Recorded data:
-=-=-=-=-
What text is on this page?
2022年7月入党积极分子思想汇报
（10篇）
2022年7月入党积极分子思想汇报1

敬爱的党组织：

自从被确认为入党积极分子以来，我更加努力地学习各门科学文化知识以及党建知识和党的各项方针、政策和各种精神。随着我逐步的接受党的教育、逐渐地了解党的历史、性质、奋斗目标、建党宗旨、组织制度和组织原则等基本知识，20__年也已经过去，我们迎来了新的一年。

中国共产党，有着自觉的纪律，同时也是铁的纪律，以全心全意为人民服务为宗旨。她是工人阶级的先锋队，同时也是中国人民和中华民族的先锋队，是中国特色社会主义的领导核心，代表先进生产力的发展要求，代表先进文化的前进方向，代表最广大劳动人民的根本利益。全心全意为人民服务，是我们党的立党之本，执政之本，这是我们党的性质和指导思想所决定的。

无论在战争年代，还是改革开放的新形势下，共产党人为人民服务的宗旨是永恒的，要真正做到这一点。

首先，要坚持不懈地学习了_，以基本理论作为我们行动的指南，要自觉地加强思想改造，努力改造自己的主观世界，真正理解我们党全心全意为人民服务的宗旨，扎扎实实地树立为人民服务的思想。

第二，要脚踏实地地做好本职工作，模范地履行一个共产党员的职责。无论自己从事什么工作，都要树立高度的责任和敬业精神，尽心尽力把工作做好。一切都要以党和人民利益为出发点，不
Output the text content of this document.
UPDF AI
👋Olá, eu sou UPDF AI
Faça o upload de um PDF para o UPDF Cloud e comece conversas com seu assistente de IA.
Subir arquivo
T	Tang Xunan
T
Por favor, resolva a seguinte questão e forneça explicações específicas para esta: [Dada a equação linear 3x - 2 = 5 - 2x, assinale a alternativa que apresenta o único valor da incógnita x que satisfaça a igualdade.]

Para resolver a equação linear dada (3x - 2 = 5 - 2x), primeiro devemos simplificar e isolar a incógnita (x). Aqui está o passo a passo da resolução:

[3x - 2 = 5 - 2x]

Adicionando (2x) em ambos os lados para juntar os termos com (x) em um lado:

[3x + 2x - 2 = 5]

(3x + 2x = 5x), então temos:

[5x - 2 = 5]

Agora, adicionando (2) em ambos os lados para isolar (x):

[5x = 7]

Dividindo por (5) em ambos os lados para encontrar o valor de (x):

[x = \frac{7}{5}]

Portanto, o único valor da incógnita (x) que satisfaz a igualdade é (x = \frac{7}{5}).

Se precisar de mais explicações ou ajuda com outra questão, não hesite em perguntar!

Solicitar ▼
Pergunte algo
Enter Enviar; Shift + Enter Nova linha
-=-=-=-=-
-- What the task requires --
All of the lines above must be returned exactly.

-- Response to the task --
What text is on this page?
2022年7月入党积极分子思想汇报
（10篇）
2022年7月入党积极分子思想汇报1

敬爱的党组织：

自从被确认为入党积极分子以来，我更加努力地学习各门科学文化知识以及党建知识和党的各项方针、政策和各种精神。随着我逐步的接受党的教育、逐渐地了解党的历史、性质、奋斗目标、建党宗旨、组织制度和组织原则等基本知识，20__年也已经过去，我们迎来了新的一年。

中国共产党，有着自觉的纪律，同时也是铁的纪律，以全心全意为人民服务为宗旨。她是工人阶级的先锋队，同时也是中国人民和中华民族的先锋队，是中国特色社会主义的领导核心，代表先进生产力的发展要求，代表先进文化的前进方向，代表最广大劳动人民的根本利益。全心全意为人民服务，是我们党的立党之本，执政之本，这是我们党的性质和指导思想所决定的。

无论在战争年代，还是改革开放的新形势下，共产党人为人民服务的宗旨是永恒的，要真正做到这一点。

首先，要坚持不懈地学习了_，以基本理论作为我们行动的指南，要自觉地加强思想改造，努力改造自己的主观世界，真正理解我们党全心全意为人民服务的宗旨，扎扎实实地树立为人民服务的思想。

第二，要脚踏实地地做好本职工作，模范地履行一个共产党员的职责。无论自己从事什么工作，都要树立高度的责任和敬业精神，尽心尽力把工作做好。一切都要以党和人民利益为出发点，不
Output the text content of this document.
UPDF AI
👋Olá, eu sou UPDF AI
Faça o upload de um PDF para o UPDF Cloud e comece conversas com seu assistente de IA.
Subir arquivo
T	Tang Xunan
T
Por favor, resolva a seguinte questão e forneça explicações específicas para esta: [Dada a equação linear 3x - 2 = 5 - 2x, assinale a alternativa que apresenta o único valor da incógnita x que satisfaça a igualdade.]

Para resolver a equação linear dada (3x - 2 = 5 - 2x), primeiro devemos simplificar e isolar a incógnita (x). Aqui está o passo a passo da resolução:

[3x - 2 = 5 - 2x]

Adicionando (2x) em ambos os lados para juntar os termos com (x) em um lado:

[3x + 2x - 2 = 5]

(3x + 2x = 5x), então temos:

[5x - 2 = 5]

Agora, adicionando (2) em ambos os lados para isolar (x):

[5x = 7]

Dividindo por (5) em ambos os lados para encontrar o valor de (x):

[x = \frac{7}{5}]

Portanto, o único valor da incógnita (x) que satisfaz a igualdade é (x = \frac{7}{5}).

Se precisar de mais explicações ou ajuda com outra questão, não hesite em perguntar!

Solicitar ▼
Pergunte algo
Enter Enviar; Shift + Enter Nova linha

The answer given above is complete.